— START OF EXTRACTED MATERIAL —

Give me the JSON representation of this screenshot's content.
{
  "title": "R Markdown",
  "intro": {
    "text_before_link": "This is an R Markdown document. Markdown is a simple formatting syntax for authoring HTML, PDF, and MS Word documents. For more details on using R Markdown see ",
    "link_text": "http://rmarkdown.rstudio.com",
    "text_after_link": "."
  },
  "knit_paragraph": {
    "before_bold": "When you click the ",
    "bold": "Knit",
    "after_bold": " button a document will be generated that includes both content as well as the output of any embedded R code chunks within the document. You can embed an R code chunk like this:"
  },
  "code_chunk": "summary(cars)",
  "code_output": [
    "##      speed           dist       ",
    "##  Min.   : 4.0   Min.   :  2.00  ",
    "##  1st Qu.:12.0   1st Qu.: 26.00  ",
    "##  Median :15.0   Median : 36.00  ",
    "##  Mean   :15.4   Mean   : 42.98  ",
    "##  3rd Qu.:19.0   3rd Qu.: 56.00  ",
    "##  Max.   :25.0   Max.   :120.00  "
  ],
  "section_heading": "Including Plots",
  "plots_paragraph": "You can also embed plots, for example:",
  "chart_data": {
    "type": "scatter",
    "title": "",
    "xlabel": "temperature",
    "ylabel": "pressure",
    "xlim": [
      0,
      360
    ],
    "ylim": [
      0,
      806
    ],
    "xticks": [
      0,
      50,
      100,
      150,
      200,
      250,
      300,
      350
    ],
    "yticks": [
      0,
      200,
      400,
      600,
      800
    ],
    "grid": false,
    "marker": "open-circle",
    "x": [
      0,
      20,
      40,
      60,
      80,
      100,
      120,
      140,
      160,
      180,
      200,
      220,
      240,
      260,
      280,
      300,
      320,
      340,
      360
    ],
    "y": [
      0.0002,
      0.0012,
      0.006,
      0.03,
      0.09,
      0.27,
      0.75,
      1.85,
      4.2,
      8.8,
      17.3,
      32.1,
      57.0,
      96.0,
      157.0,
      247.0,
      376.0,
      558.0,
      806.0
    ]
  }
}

— END OF EXTRACTED MATERIAL —

## WORK INSTRUCTIONS
Retype the listing above in full, with no alterations.

## FULL ANSWER
Give me the JSON representation of this screenshot's content.
{
  "title": "R Markdown",
  "intro": {
    "text_before_link": "This is an R Markdown document. Markdown is a simple formatting syntax for authoring HTML, PDF, and MS Word documents. For more details on using R Markdown see ",
    "link_text": "http://rmarkdown.rstudio.com",
    "text_after_link": "."
  },
  "knit_paragraph": {
    "before_bold": "When you click the ",
    "bold": "Knit",
    "after_bold": " button a document will be generated that includes both content as well as the output of any embedded R code chunks within the document. You can embed an R code chunk like this:"
  },
  "code_chunk": "summary(cars)",
  "code_output": [
    "##      speed           dist       ",
    "##  Min.   : 4.0   Min.   :  2.00  ",
    "##  1st Qu.:12.0   1st Qu.: 26.00  ",
    "##  Median :15.0   Median : 36.00  ",
    "##  Mean   :15.4   Mean   : 42.98  ",
    "##  3rd Qu.:19.0   3rd Qu.: 56.00  ",
    "##  Max.   :25.0   Max.   :120.00  "
  ],
  "section_heading": "Including Plots",
  "plots_paragraph": "You can also embed plots, for example:",
  "chart_data": {
    "type": "scatter",
    "title": "",
    "xlabel": "temperature",
    "ylabel": "pressure",
    "xlim": [
      0,
      360
    ],
    "ylim": [
      0,
      806
    ],
    "xticks": [
      0,
      50,
      100,
      150,
      200,
      250,
      300,
      350
    ],
    "yticks": [
      0,
      200,
      400,
      600,
      800
    ],
    "grid": false,
    "marker": "open-circle",
    "x": [
      0,
      20,
      40,
      60,
      80,
      100,
      120,
      140,
      160,
      180,
      200,
      220,
      240,
      260,
      280,
      300,
      320,
      340,
      360
    ],
    "y": [
      0.0002,
      0.0012,
      0.006,
      0.03,
      0.09,
      0.27,
      0.75,
      1.85,
      4.2,
      8.8,
      17.3,
      32.1,
      57.0,
      96.0,
      157.0,
      247.0,
      376.0,
      558.0,
      806.0
    ]
  }
}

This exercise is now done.